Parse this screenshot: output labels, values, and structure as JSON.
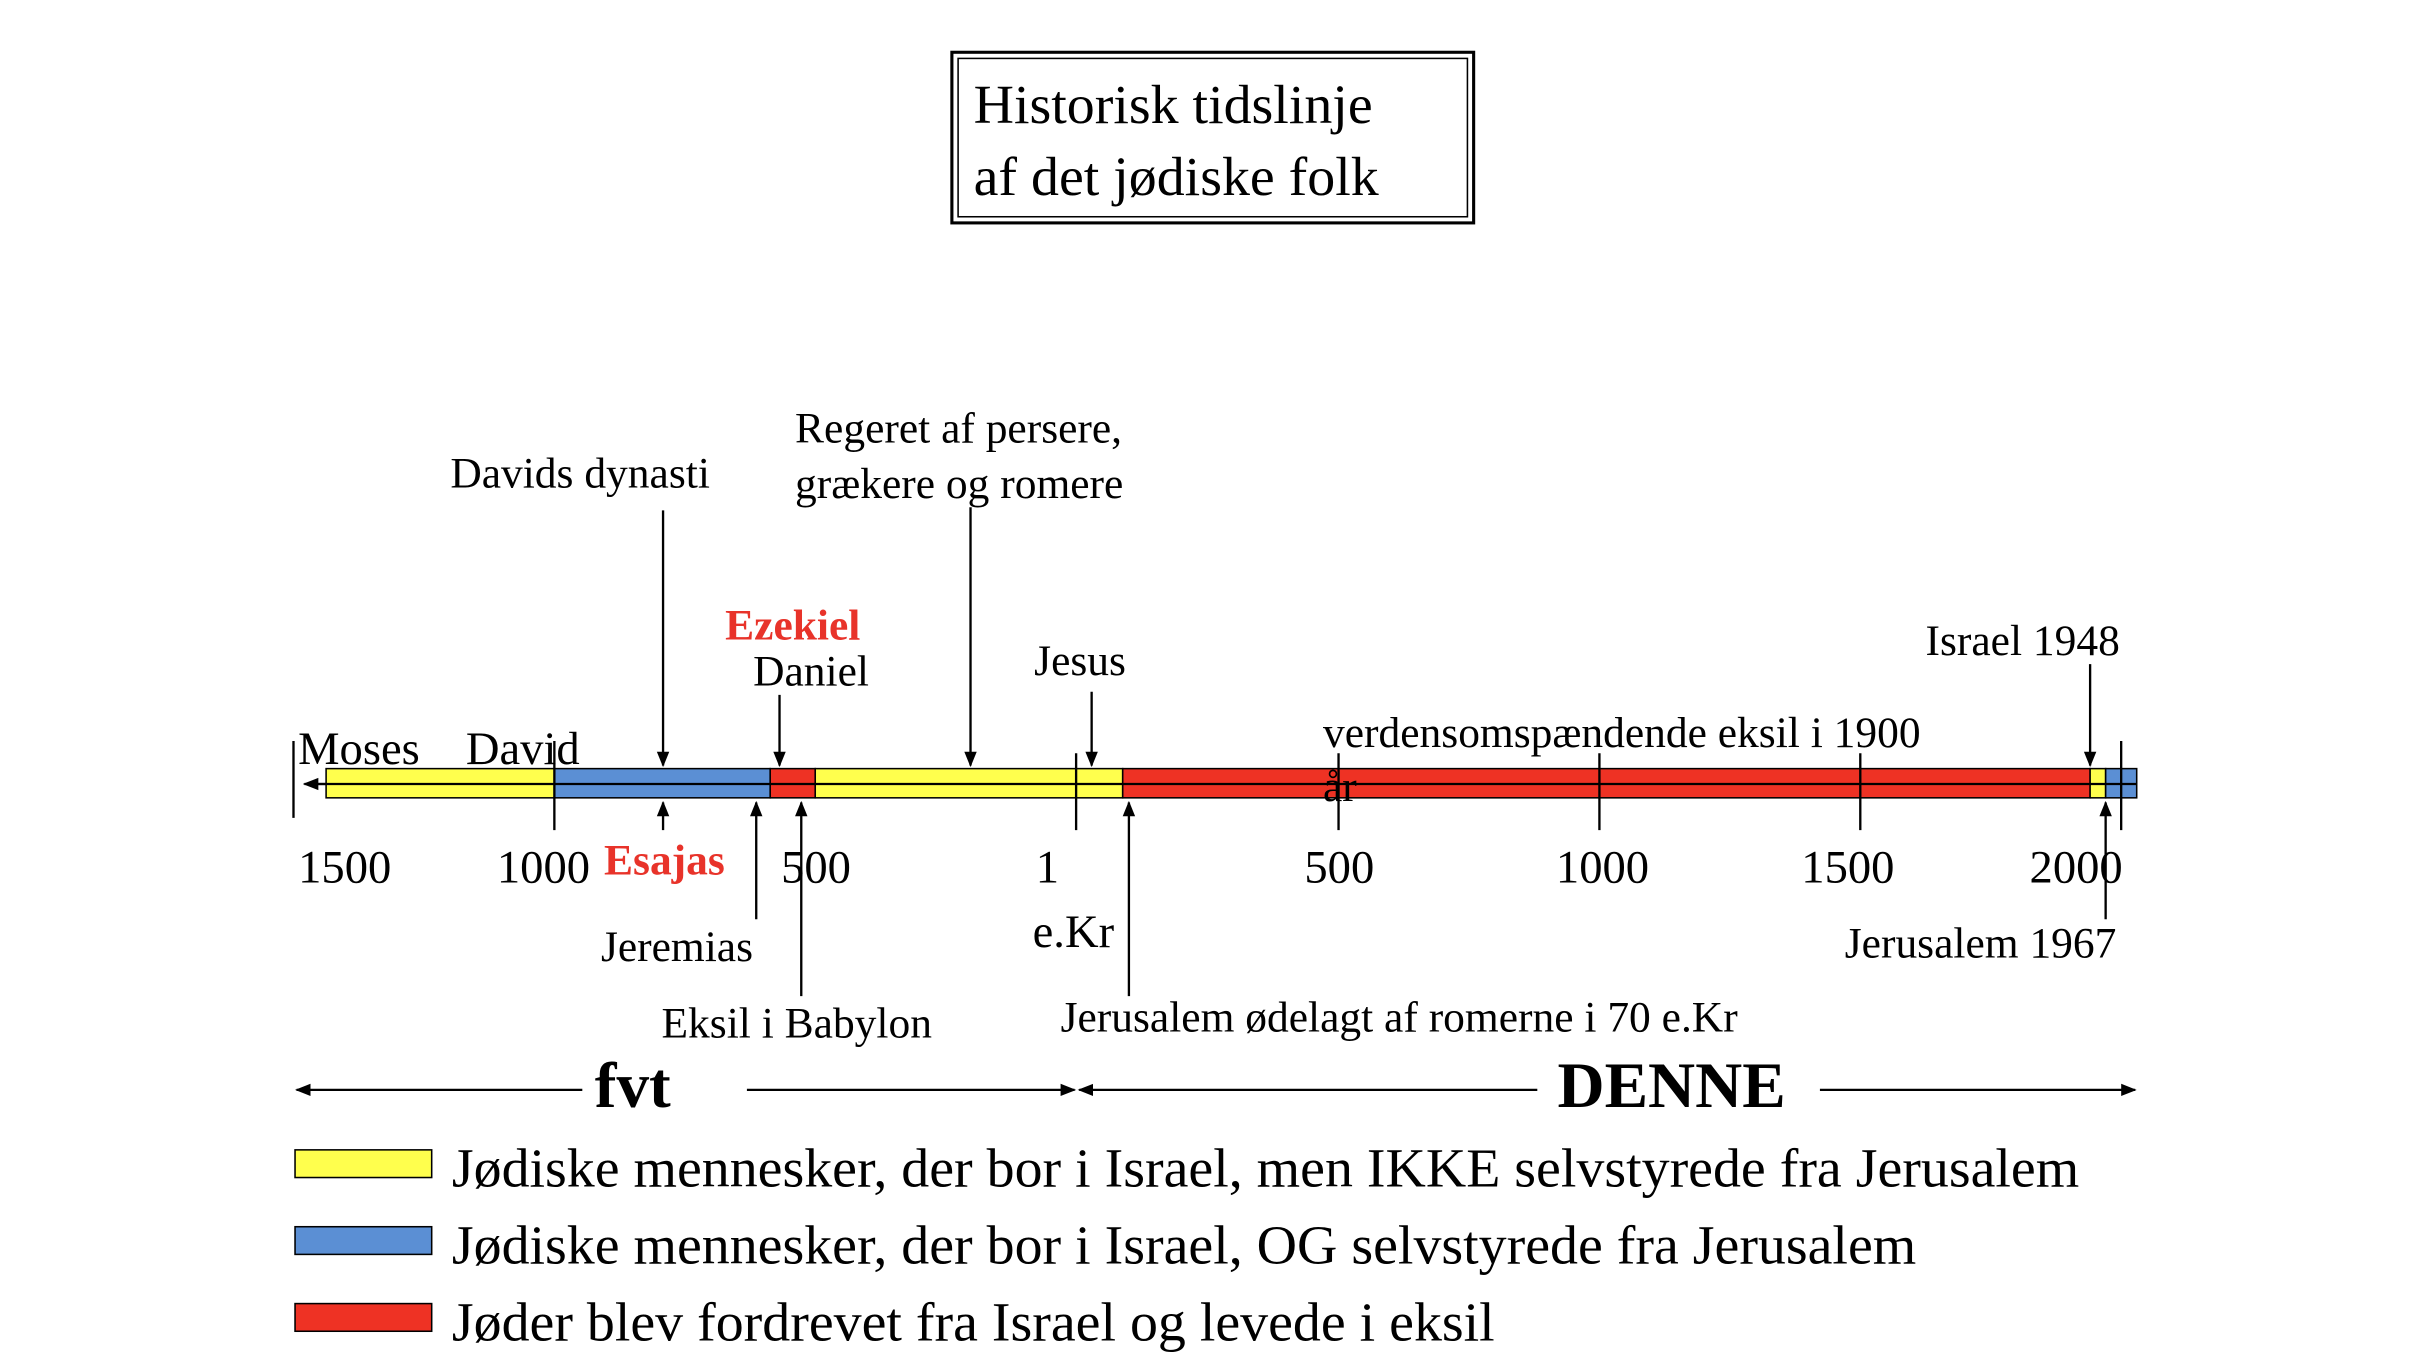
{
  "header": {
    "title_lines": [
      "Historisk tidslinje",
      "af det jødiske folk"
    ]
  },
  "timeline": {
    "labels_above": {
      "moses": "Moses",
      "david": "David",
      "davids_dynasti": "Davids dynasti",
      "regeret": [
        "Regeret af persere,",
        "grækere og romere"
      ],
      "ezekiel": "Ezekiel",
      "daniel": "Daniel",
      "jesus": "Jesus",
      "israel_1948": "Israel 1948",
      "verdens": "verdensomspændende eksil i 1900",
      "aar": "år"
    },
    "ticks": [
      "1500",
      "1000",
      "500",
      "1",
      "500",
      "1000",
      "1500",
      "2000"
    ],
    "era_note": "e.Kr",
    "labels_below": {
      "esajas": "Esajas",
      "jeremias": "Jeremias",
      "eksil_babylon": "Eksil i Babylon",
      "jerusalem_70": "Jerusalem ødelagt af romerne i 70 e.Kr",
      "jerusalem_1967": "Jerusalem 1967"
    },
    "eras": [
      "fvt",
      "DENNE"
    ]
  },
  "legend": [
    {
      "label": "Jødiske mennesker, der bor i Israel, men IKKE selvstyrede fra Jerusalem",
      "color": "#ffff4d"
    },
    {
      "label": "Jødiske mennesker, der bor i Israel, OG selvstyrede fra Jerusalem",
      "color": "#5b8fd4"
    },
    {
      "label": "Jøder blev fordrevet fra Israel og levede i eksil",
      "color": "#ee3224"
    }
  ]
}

........

# Stated problem
Copy every single line of the material above that holds "Israel".

# Exercise result
      "israel_1948": "Israel 1948",
      "label": "Jødiske mennesker, der bor i Israel, men IKKE selvstyrede fra Jerusalem",
      "label": "Jødiske mennesker, der bor i Israel, OG selvstyrede fra Jerusalem",
      "label": "Jøder blev fordrevet fra Israel og levede i eksil",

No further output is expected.